++++ Materials provided

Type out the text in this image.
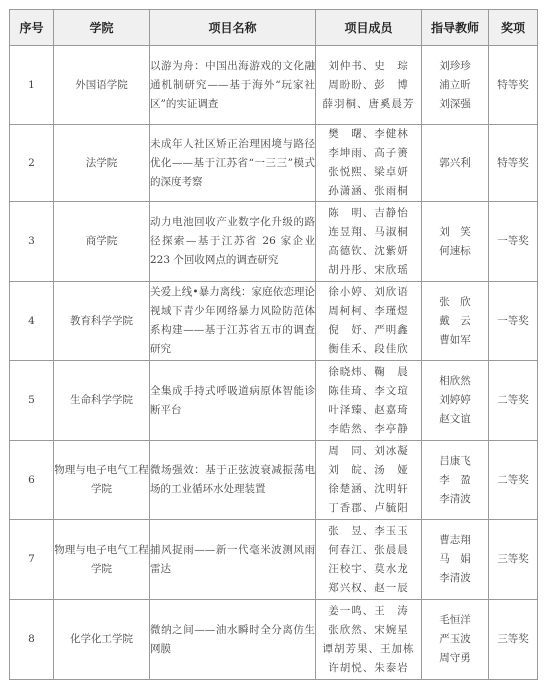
序号	学院	项目名称	项目成员	指导教师	奖项
1	外国语学院	以游为舟：中国出海游戏的文化融通机制研究——基于海外“玩家社区”的实证调查	刘仲书、史　琮
周盼盼、彭　博
薛羽桐、唐奚晨芳	刘珍珍
浦立昕
刘深强	特等奖
2	法学院	未成年人社区矫正治理困境与路径优化——基于江苏省“一三三”模式的深度考察	樊　曙、李健林
李坤雨、高子箦
张悦熙、梁卓妍
孙潇涵、张雨桐	郭兴利	特等奖
3	商学院	动力电池回收产业数字化升级的路径探索—基于江苏省 26 家企业 223 个回收网点的调查研究	陈　明、吉静怡
连昱翔、马淑桐
高德钦、沈紫妍
胡丹彤、宋欣瑶	刘　笑
何速标	一等奖
4	教育科学学院	关爱上线•暴力离线：家庭依恋理论视域下青少年网络暴力风险防范体系构建——基于江苏省五市的调查研究	徐小婷、刘欣语
周柯柯、李瑾煜
倪　妤、严明鑫
衡佳禾、段佳欣	张　欣
戴　云
曹如军	一等奖
5	生命科学学院	全集成手持式呼吸道病原体智能诊断平台	徐晓炜、鞠　晨
陈佳琦、李文瑄
叶泽臻、赵嘉琦
李皓然、李亭静	相欣然
刘婷婷
赵文谊	二等奖
6	物理与电子电气工程学院	微场强效：基于正弦波衰减振荡电场的工业循环水处理装置	周　同、刘冰凝
刘　皖、汤　娅
徐楚涵、沈明轩
丁香郡、卢毓阳	吕康飞
李　盈
李清波	二等奖
7	物理与电子电气工程学院	捕风捉雨——新一代毫米波测风雨雷达	张　昱、李玉玉
何春江、张晨晨
汪校宇、莫水龙
郑兴权、赵一辰	曹志翔
马　娟
李清波	三等奖
8	化学化工学院	微纳之间——油水瞬时全分离仿生网膜	姜一鸣、王　涛
张欣然、宋婉星
谭胡芳果、王加栋
许胡悦、朱泰岩	毛恒洋
严玉波
周守勇	三等奖
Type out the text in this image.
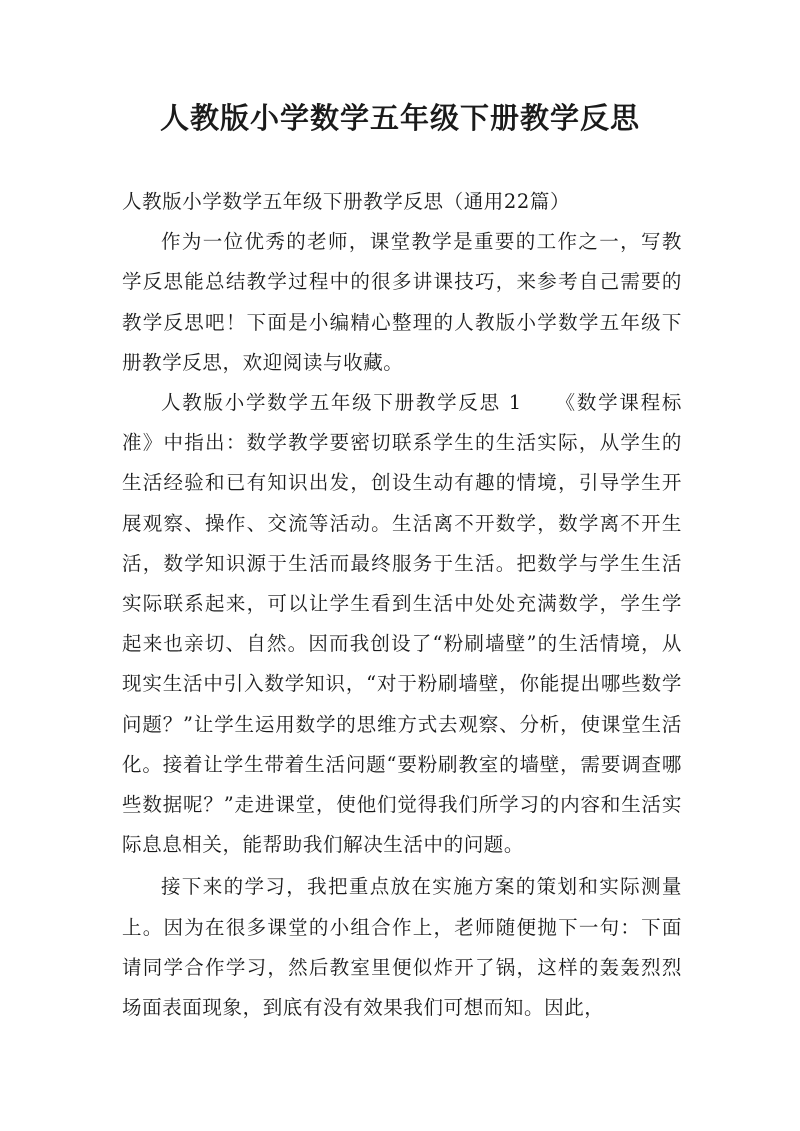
人教版小学数学五年级下册教学反思

人教版小学数学五年级下册教学反思（通用22篇）

作为一位优秀的老师，课堂教学是重要的工作之一，写教学反思能总结教学过程中的很多讲课技巧，来参考自己需要的教学反思吧！下面是小编精心整理的人教版小学数学五年级下册教学反思，欢迎阅读与收藏。

人教版小学数学五年级下册教学反思 1　　《数学课程标准》中指出：数学教学要密切联系学生的生活实际，从学生的生活经验和已有知识出发，创设生动有趣的情境，引导学生开展观察、操作、交流等活动。生活离不开数学，数学离不开生活，数学知识源于生活而最终服务于生活。把数学与学生生活实际联系起来，可以让学生看到生活中处处充满数学，学生学起来也亲切、自然。因而我创设了“粉刷墙壁”的生活情境，从现实生活中引入数学知识，“对于粉刷墙壁，你能提出哪些数学问题？”让学生运用数学的思维方式去观察、分析，使课堂生活化。接着让学生带着生活问题“要粉刷教室的墙壁，需要调查哪些数据呢？”走进课堂，使他们觉得我们所学习的内容和生活实际息息相关，能帮助我们解决生活中的问题。

接下来的学习，我把重点放在实施方案的策划和实际测量上。因为在很多课堂的小组合作上，老师随便抛下一句：下面请同学合作学习，然后教室里便似炸开了锅，这样的轰轰烈烈场面表面现象，到底有没有效果我们可想而知。因此，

++++++++

■ Exercise objective:
Copy each line in the data that holds the word "物理与电子电气工程学院".

■ Full output:
6	物理与电子电气工程学院	微场强效：基于正弦波衰减振荡电场的工业循环水处理装置	周　同、刘冰凝
7	物理与电子电气工程学院	捕风捉雨——新一代毫米波测风雨雷达	张　昱、李玉玉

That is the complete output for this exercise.